Exercise details => Return the records that follow, matching each one exactly.

[Data items]
# # #
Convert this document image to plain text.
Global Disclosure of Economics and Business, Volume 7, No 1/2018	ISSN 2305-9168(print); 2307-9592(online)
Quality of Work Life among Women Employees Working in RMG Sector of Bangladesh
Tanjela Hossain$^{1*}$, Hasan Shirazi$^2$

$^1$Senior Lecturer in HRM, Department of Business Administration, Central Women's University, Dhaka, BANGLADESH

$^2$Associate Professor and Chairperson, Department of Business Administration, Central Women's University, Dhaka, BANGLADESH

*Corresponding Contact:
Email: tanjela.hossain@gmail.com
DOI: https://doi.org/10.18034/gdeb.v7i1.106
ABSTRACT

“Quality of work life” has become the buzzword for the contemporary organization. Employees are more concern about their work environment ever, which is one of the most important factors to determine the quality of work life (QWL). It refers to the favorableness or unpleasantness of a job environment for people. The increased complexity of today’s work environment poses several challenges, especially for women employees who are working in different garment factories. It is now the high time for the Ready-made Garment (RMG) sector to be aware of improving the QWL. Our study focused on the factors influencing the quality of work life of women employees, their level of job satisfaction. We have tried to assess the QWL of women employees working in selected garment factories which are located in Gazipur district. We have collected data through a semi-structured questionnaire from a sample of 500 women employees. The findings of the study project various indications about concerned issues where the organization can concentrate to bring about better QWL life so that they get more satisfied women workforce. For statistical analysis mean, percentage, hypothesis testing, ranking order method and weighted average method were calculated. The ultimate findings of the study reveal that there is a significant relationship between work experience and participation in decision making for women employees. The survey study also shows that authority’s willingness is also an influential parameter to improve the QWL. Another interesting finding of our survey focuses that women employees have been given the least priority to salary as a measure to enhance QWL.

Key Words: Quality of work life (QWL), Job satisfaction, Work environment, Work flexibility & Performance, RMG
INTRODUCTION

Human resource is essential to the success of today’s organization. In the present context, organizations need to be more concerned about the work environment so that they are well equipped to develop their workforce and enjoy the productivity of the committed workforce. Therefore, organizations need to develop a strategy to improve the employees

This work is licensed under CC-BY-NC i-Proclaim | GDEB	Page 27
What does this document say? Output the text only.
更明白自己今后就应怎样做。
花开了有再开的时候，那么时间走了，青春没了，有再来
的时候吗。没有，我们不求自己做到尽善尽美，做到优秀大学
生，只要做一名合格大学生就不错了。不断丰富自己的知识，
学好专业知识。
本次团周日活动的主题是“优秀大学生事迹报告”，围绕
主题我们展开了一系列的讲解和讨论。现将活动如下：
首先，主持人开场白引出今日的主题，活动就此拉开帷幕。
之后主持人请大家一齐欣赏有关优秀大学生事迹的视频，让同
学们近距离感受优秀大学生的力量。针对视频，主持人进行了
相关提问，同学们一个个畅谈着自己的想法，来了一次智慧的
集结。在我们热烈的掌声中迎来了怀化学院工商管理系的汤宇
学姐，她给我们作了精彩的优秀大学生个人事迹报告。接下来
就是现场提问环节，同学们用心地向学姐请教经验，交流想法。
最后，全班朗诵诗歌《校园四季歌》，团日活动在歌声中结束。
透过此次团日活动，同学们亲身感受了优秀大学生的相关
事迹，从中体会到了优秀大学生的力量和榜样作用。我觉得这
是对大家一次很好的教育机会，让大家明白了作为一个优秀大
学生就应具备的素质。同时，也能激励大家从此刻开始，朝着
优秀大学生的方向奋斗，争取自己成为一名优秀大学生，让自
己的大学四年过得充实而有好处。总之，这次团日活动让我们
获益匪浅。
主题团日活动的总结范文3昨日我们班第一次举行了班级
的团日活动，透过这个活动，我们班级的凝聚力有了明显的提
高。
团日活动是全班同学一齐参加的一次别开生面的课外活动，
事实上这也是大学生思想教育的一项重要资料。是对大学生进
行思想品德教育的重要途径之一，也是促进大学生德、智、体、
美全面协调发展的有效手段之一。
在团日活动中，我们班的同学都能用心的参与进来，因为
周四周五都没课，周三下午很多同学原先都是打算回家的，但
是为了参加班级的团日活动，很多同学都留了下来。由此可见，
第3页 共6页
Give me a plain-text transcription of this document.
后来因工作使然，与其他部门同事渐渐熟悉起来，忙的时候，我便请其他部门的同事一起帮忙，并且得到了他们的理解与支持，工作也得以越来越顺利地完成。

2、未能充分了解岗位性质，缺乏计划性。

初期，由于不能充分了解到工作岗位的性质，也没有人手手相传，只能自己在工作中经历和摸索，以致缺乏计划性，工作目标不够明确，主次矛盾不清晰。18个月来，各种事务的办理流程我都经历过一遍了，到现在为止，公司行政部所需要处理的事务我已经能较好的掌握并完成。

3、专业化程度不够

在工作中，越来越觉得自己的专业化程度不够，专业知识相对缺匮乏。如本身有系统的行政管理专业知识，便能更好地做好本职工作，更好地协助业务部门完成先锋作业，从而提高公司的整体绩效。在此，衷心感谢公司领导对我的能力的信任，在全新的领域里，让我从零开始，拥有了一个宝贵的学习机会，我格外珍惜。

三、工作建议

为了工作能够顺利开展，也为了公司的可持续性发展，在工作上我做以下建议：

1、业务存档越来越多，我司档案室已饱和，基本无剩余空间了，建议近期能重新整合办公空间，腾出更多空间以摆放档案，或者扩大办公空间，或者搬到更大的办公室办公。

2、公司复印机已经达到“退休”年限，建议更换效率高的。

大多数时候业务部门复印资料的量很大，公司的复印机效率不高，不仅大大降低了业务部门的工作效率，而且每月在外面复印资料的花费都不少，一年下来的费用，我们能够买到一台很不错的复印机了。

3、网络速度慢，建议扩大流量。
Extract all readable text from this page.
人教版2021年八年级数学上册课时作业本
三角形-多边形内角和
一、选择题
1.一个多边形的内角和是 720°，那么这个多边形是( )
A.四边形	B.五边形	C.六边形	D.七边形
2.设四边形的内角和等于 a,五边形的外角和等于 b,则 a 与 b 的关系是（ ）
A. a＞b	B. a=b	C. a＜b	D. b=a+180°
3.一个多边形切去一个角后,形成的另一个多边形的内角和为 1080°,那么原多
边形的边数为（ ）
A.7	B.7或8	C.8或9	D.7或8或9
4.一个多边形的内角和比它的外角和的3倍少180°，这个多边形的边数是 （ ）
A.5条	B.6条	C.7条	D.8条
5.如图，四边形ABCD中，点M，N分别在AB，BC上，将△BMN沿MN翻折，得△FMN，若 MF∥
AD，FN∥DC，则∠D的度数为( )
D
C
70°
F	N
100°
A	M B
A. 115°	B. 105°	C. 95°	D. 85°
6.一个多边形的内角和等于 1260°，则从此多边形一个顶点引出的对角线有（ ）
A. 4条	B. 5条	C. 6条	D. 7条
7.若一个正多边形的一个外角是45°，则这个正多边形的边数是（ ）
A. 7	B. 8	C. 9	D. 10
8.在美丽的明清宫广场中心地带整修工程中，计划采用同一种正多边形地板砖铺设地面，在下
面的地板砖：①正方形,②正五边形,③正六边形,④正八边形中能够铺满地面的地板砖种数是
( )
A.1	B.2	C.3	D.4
# # #
Right answer =>
Convert this document image to plain text.
Global Disclosure of Economics and Business, Volume 7, No 1/2018	ISSN 2305-9168(print); 2307-9592(online)
Quality of Work Life among Women Employees Working in RMG Sector of Bangladesh
Tanjela Hossain$^{1*}$, Hasan Shirazi$^2$

$^1$Senior Lecturer in HRM, Department of Business Administration, Central Women's University, Dhaka, BANGLADESH

$^2$Associate Professor and Chairperson, Department of Business Administration, Central Women's University, Dhaka, BANGLADESH

*Corresponding Contact:
Email: tanjela.hossain@gmail.com
DOI: https://doi.org/10.18034/gdeb.v7i1.106
ABSTRACT

“Quality of work life” has become the buzzword for the contemporary organization. Employees are more concern about their work environment ever, which is one of the most important factors to determine the quality of work life (QWL). It refers to the favorableness or unpleasantness of a job environment for people. The increased complexity of today’s work environment poses several challenges, especially for women employees who are working in different garment factories. It is now the high time for the Ready-made Garment (RMG) sector to be aware of improving the QWL. Our study focused on the factors influencing the quality of work life of women employees, their level of job satisfaction. We have tried to assess the QWL of women employees working in selected garment factories which are located in Gazipur district. We have collected data through a semi-structured questionnaire from a sample of 500 women employees. The findings of the study project various indications about concerned issues where the organization can concentrate to bring about better QWL life so that they get more satisfied women workforce. For statistical analysis mean, percentage, hypothesis testing, ranking order method and weighted average method were calculated. The ultimate findings of the study reveal that there is a significant relationship between work experience and participation in decision making for women employees. The survey study also shows that authority’s willingness is also an influential parameter to improve the QWL. Another interesting finding of our survey focuses that women employees have been given the least priority to salary as a measure to enhance QWL.

Key Words: Quality of work life (QWL), Job satisfaction, Work environment, Work flexibility & Performance, RMG
INTRODUCTION

Human resource is essential to the success of today’s organization. In the present context, organizations need to be more concerned about the work environment so that they are well equipped to develop their workforce and enjoy the productivity of the committed workforce. Therefore, organizations need to develop a strategy to improve the employees

This work is licensed under CC-BY-NC i-Proclaim | GDEB	Page 27
What does this document say? Output the text only.
更明白自己今后就应怎样做。
花开了有再开的时候，那么时间走了，青春没了，有再来
的时候吗。没有，我们不求自己做到尽善尽美，做到优秀大学
生，只要做一名合格大学生就不错了。不断丰富自己的知识，
学好专业知识。
本次团周日活动的主题是“优秀大学生事迹报告”，围绕
主题我们展开了一系列的讲解和讨论。现将活动如下：
首先，主持人开场白引出今日的主题，活动就此拉开帷幕。
之后主持人请大家一齐欣赏有关优秀大学生事迹的视频，让同
学们近距离感受优秀大学生的力量。针对视频，主持人进行了
相关提问，同学们一个个畅谈着自己的想法，来了一次智慧的
集结。在我们热烈的掌声中迎来了怀化学院工商管理系的汤宇
学姐，她给我们作了精彩的优秀大学生个人事迹报告。接下来
就是现场提问环节，同学们用心地向学姐请教经验，交流想法。
最后，全班朗诵诗歌《校园四季歌》，团日活动在歌声中结束。
透过此次团日活动，同学们亲身感受了优秀大学生的相关
事迹，从中体会到了优秀大学生的力量和榜样作用。我觉得这
是对大家一次很好的教育机会，让大家明白了作为一个优秀大
学生就应具备的素质。同时，也能激励大家从此刻开始，朝着
优秀大学生的方向奋斗，争取自己成为一名优秀大学生，让自
己的大学四年过得充实而有好处。总之，这次团日活动让我们
获益匪浅。
主题团日活动的总结范文3昨日我们班第一次举行了班级
的团日活动，透过这个活动，我们班级的凝聚力有了明显的提
高。
团日活动是全班同学一齐参加的一次别开生面的课外活动，
事实上这也是大学生思想教育的一项重要资料。是对大学生进
行思想品德教育的重要途径之一，也是促进大学生德、智、体、
美全面协调发展的有效手段之一。
在团日活动中，我们班的同学都能用心的参与进来，因为
周四周五都没课，周三下午很多同学原先都是打算回家的，但
是为了参加班级的团日活动，很多同学都留了下来。由此可见，
第3页 共6页
Give me a plain-text transcription of this document.
后来因工作使然，与其他部门同事渐渐熟悉起来，忙的时候，我便请其他部门的同事一起帮忙，并且得到了他们的理解与支持，工作也得以越来越顺利地完成。

2、未能充分了解岗位性质，缺乏计划性。

初期，由于不能充分了解到工作岗位的性质，也没有人手手相传，只能自己在工作中经历和摸索，以致缺乏计划性，工作目标不够明确，主次矛盾不清晰。18个月来，各种事务的办理流程我都经历过一遍了，到现在为止，公司行政部所需要处理的事务我已经能较好的掌握并完成。

3、专业化程度不够

在工作中，越来越觉得自己的专业化程度不够，专业知识相对缺匮乏。如本身有系统的行政管理专业知识，便能更好地做好本职工作，更好地协助业务部门完成先锋作业，从而提高公司的整体绩效。在此，衷心感谢公司领导对我的能力的信任，在全新的领域里，让我从零开始，拥有了一个宝贵的学习机会，我格外珍惜。

三、工作建议

为了工作能够顺利开展，也为了公司的可持续性发展，在工作上我做以下建议：

1、业务存档越来越多，我司档案室已饱和，基本无剩余空间了，建议近期能重新整合办公空间，腾出更多空间以摆放档案，或者扩大办公空间，或者搬到更大的办公室办公。

2、公司复印机已经达到“退休”年限，建议更换效率高的。

大多数时候业务部门复印资料的量很大，公司的复印机效率不高，不仅大大降低了业务部门的工作效率，而且每月在外面复印资料的花费都不少，一年下来的费用，我们能够买到一台很不错的复印机了。

3、网络速度慢，建议扩大流量。
Extract all readable text from this page.
人教版2021年八年级数学上册课时作业本
三角形-多边形内角和
一、选择题
1.一个多边形的内角和是 720°，那么这个多边形是( )
A.四边形	B.五边形	C.六边形	D.七边形
2.设四边形的内角和等于 a,五边形的外角和等于 b,则 a 与 b 的关系是（ ）
A. a＞b	B. a=b	C. a＜b	D. b=a+180°
3.一个多边形切去一个角后,形成的另一个多边形的内角和为 1080°,那么原多
边形的边数为（ ）
A.7	B.7或8	C.8或9	D.7或8或9
4.一个多边形的内角和比它的外角和的3倍少180°，这个多边形的边数是 （ ）
A.5条	B.6条	C.7条	D.8条
5.如图，四边形ABCD中，点M，N分别在AB，BC上，将△BMN沿MN翻折，得△FMN，若 MF∥
AD，FN∥DC，则∠D的度数为( )
D
C
70°
F	N
100°
A	M B
A. 115°	B. 105°	C. 95°	D. 85°
6.一个多边形的内角和等于 1260°，则从此多边形一个顶点引出的对角线有（ ）
A. 4条	B. 5条	C. 6条	D. 7条
7.若一个正多边形的一个外角是45°，则这个正多边形的边数是（ ）
A. 7	B. 8	C. 9	D. 10
8.在美丽的明清宫广场中心地带整修工程中，计划采用同一种正多边形地板砖铺设地面，在下
面的地板砖：①正方形,②正五边形,③正六边形,④正八边形中能够铺满地面的地板砖种数是
( )
A.1	B.2	C.3	D.4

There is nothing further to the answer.